## TASK REQUIREMENTS
Make an exact copy of the records, with the images left out.

## DATA SECTION
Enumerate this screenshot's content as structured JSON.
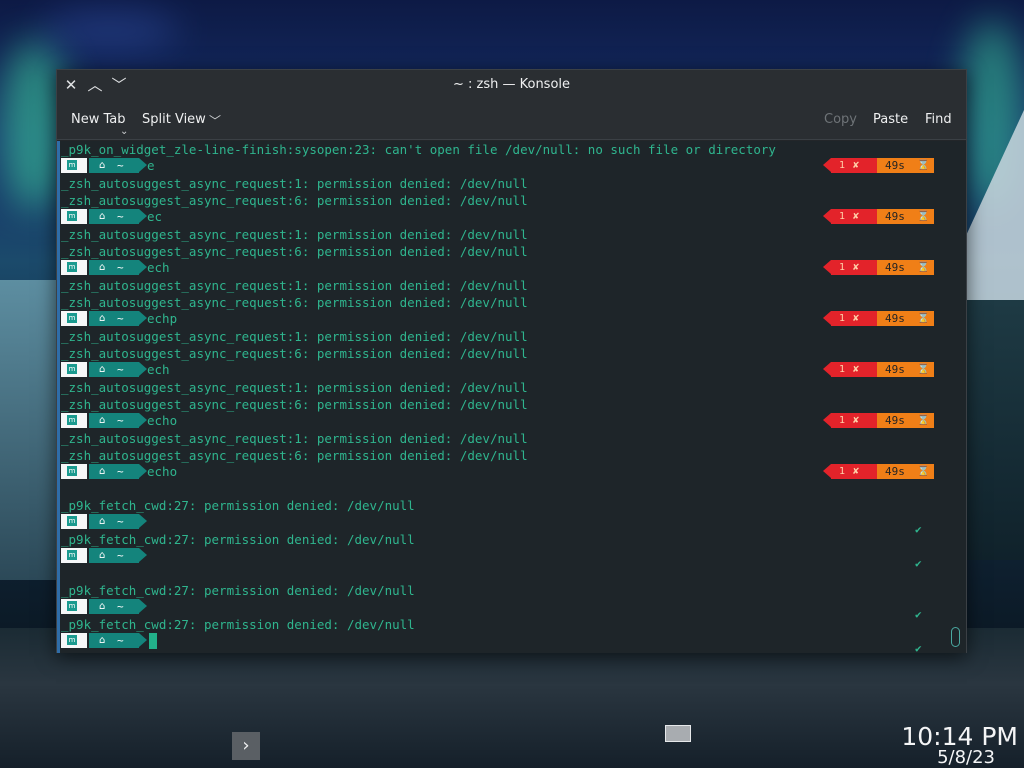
{
  "window": {
    "title": "~ : zsh — Konsole",
    "toolbar": {
      "new_tab": "New Tab",
      "split_view": "Split View",
      "copy": "Copy",
      "paste": "Paste",
      "find": "Find"
    }
  },
  "terminal": {
    "line_error": "_p9k_on_widget_zle-line-finish:sysopen:23: can't open file /dev/null: no such file or directory",
    "async_1": "_zsh_autosuggest_async_request:1: permission denied: /dev/null",
    "async_6": "_zsh_autosuggest_async_request:6: permission denied: /dev/null",
    "fetch_cwd": "_p9k_fetch_cwd:27: permission denied: /dev/null",
    "commands": [
      "e",
      "ec",
      "ech",
      "echp",
      "ech",
      "echo",
      "echo"
    ],
    "prompt_home": "~",
    "status_error_code": "1",
    "status_error_mark": "✘",
    "status_time": "49s",
    "status_time_icon": "⌛",
    "success_mark": "✔"
  },
  "taskbar": {
    "time": "10:14 PM",
    "date": "5/8/23"
  },
  "colors": {
    "prompt_teal": "#14847c",
    "text_green": "#2fb58e",
    "status_red": "#e3232a",
    "status_orange": "#f07f17"
  },
  "icons": {
    "close": "close-icon",
    "minimize": "chevron-up-icon",
    "maximize": "chevron-down-icon",
    "home": "home-icon",
    "os": "os-logo-icon",
    "hourglass": "hourglass-icon",
    "error": "error-cross-icon",
    "check": "check-icon",
    "expand": "chevron-right-icon"
  }
}
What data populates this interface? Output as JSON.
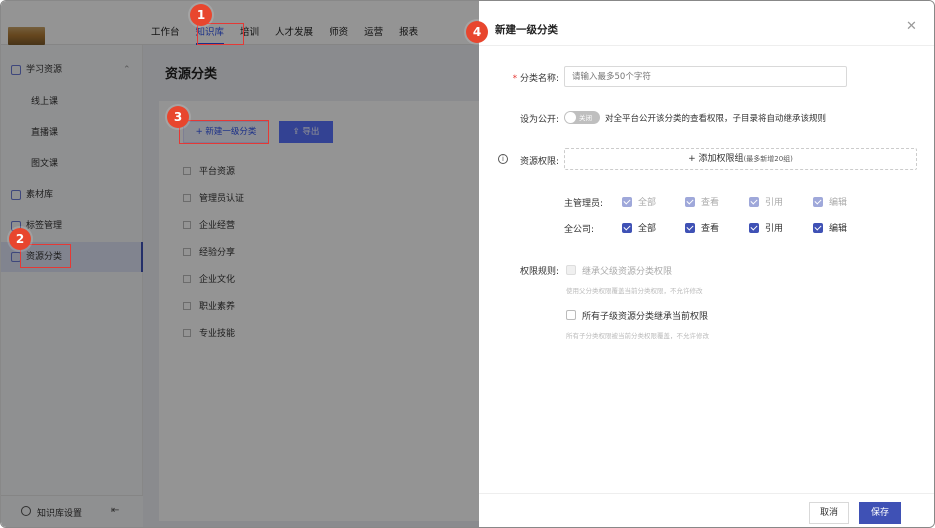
{
  "nav": {
    "items": [
      "工作台",
      "知识库",
      "培训",
      "人才发展",
      "师资",
      "运营",
      "报表"
    ],
    "active_index": 1
  },
  "sidebar": {
    "items": [
      {
        "label": "学习资源",
        "type": "group"
      },
      {
        "label": "线上课",
        "type": "sub"
      },
      {
        "label": "直播课",
        "type": "sub"
      },
      {
        "label": "图文课",
        "type": "sub"
      },
      {
        "label": "素材库",
        "type": "group"
      },
      {
        "label": "标签管理",
        "type": "group"
      },
      {
        "label": "资源分类",
        "type": "group",
        "active": true
      }
    ],
    "footer_label": "知识库设置"
  },
  "main": {
    "title": "资源分类",
    "new_button": "新建一级分类",
    "export_button": "导出",
    "categories": [
      "平台资源",
      "管理员认证",
      "企业经营",
      "经验分享",
      "企业文化",
      "职业素养",
      "专业技能"
    ]
  },
  "drawer": {
    "title": "新建一级分类",
    "name_label": "分类名称:",
    "name_placeholder": "请输入最多50个字符",
    "public_label": "设为公开:",
    "toggle_text": "关闭",
    "public_hint": "对全平台公开该分类的查看权限，子目录将自动继承该规则",
    "perm_label": "资源权限:",
    "add_group": "添加权限组",
    "add_group_note": "(最多新增20组)",
    "rows": [
      {
        "label": "主管理员:",
        "options": [
          "全部",
          "查看",
          "引用",
          "编辑"
        ],
        "disabled": true
      },
      {
        "label": "全公司:",
        "options": [
          "全部",
          "查看",
          "引用",
          "编辑"
        ],
        "disabled": false
      }
    ],
    "rule_label": "权限规则:",
    "rule1": "继承父级资源分类权限",
    "rule1_hint": "使用父分类权限覆盖当前分类权限，不允许修改",
    "rule2": "所有子级资源分类继承当前权限",
    "rule2_hint": "所有子分类权限被当前分类权限覆盖，不允许修改",
    "cancel": "取消",
    "save": "保存"
  },
  "annotations": [
    "1",
    "2",
    "3",
    "4"
  ]
}
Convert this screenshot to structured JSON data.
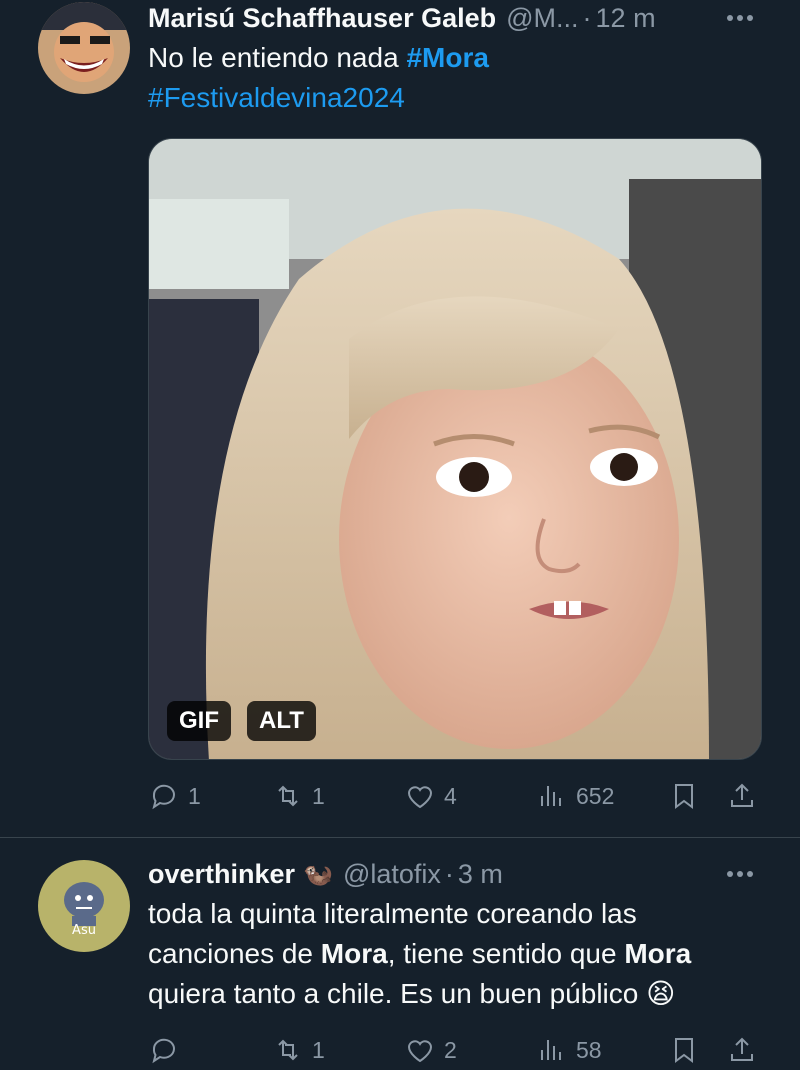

## FULL OUTPUT
Enumerate this screenshot's content as structured JSON.
{
  "window": {
    "title": "~ : zsh — Konsole",
    "toolbar": {
      "new_tab": "New Tab",
      "split_view": "Split View",
      "copy": "Copy",
      "paste": "Paste",
      "find": "Find"
    }
  },
  "terminal": {
    "line_error": "_p9k_on_widget_zle-line-finish:sysopen:23: can't open file /dev/null: no such file or directory",
    "async_1": "_zsh_autosuggest_async_request:1: permission denied: /dev/null",
    "async_6": "_zsh_autosuggest_async_request:6: permission denied: /dev/null",
    "fetch_cwd": "_p9k_fetch_cwd:27: permission denied: /dev/null",
    "commands": [
      "e",
      "ec",
      "ech",
      "echp",
      "ech",
      "echo",
      "echo"
    ],
    "prompt_home": "~",
    "status_error_code": "1",
    "status_error_mark": "✘",
    "status_time": "49s",
    "status_time_icon": "⌛",
    "success_mark": "✔"
  },
  "taskbar": {
    "time": "10:14 PM",
    "date": "5/8/23"
  },
  "colors": {
    "prompt_teal": "#14847c",
    "text_green": "#2fb58e",
    "status_red": "#e3232a",
    "status_orange": "#f07f17"
  },
  "icons": {
    "close": "close-icon",
    "minimize": "chevron-up-icon",
    "maximize": "chevron-down-icon",
    "home": "home-icon",
    "os": "os-logo-icon",
    "hourglass": "hourglass-icon",
    "error": "error-cross-icon",
    "check": "check-icon",
    "expand": "chevron-right-icon"
  }
}
What data populates this interface? Output as JSON.
{
  "nav": {
    "items": [
      "工作台",
      "知识库",
      "培训",
      "人才发展",
      "师资",
      "运营",
      "报表"
    ],
    "active_index": 1
  },
  "sidebar": {
    "items": [
      {
        "label": "学习资源",
        "type": "group"
      },
      {
        "label": "线上课",
        "type": "sub"
      },
      {
        "label": "直播课",
        "type": "sub"
      },
      {
        "label": "图文课",
        "type": "sub"
      },
      {
        "label": "素材库",
        "type": "group"
      },
      {
        "label": "标签管理",
        "type": "group"
      },
      {
        "label": "资源分类",
        "type": "group",
        "active": true
      }
    ],
    "footer_label": "知识库设置"
  },
  "main": {
    "title": "资源分类",
    "new_button": "新建一级分类",
    "export_button": "导出",
    "categories": [
      "平台资源",
      "管理员认证",
      "企业经营",
      "经验分享",
      "企业文化",
      "职业素养",
      "专业技能"
    ]
  },
  "drawer": {
    "title": "新建一级分类",
    "name_label": "分类名称:",
    "name_placeholder": "请输入最多50个字符",
    "public_label": "设为公开:",
    "toggle_text": "关闭",
    "public_hint": "对全平台公开该分类的查看权限，子目录将自动继承该规则",
    "perm_label": "资源权限:",
    "add_group": "添加权限组",
    "add_group_note": "(最多新增20组)",
    "rows": [
      {
        "label": "主管理员:",
        "options": [
          "全部",
          "查看",
          "引用",
          "编辑"
        ],
        "disabled": true
      },
      {
        "label": "全公司:",
        "options": [
          "全部",
          "查看",
          "引用",
          "编辑"
        ],
        "disabled": false
      }
    ],
    "rule_label": "权限规则:",
    "rule1": "继承父级资源分类权限",
    "rule1_hint": "使用父分类权限覆盖当前分类权限，不允许修改",
    "rule2": "所有子级资源分类继承当前权限",
    "rule2_hint": "所有子分类权限被当前分类权限覆盖，不允许修改",
    "cancel": "取消",
    "save": "保存"
  },
  "annotations": [
    "1",
    "2",
    "3",
    "4"
  ]
}
Convert this screenshot to structured JSON data.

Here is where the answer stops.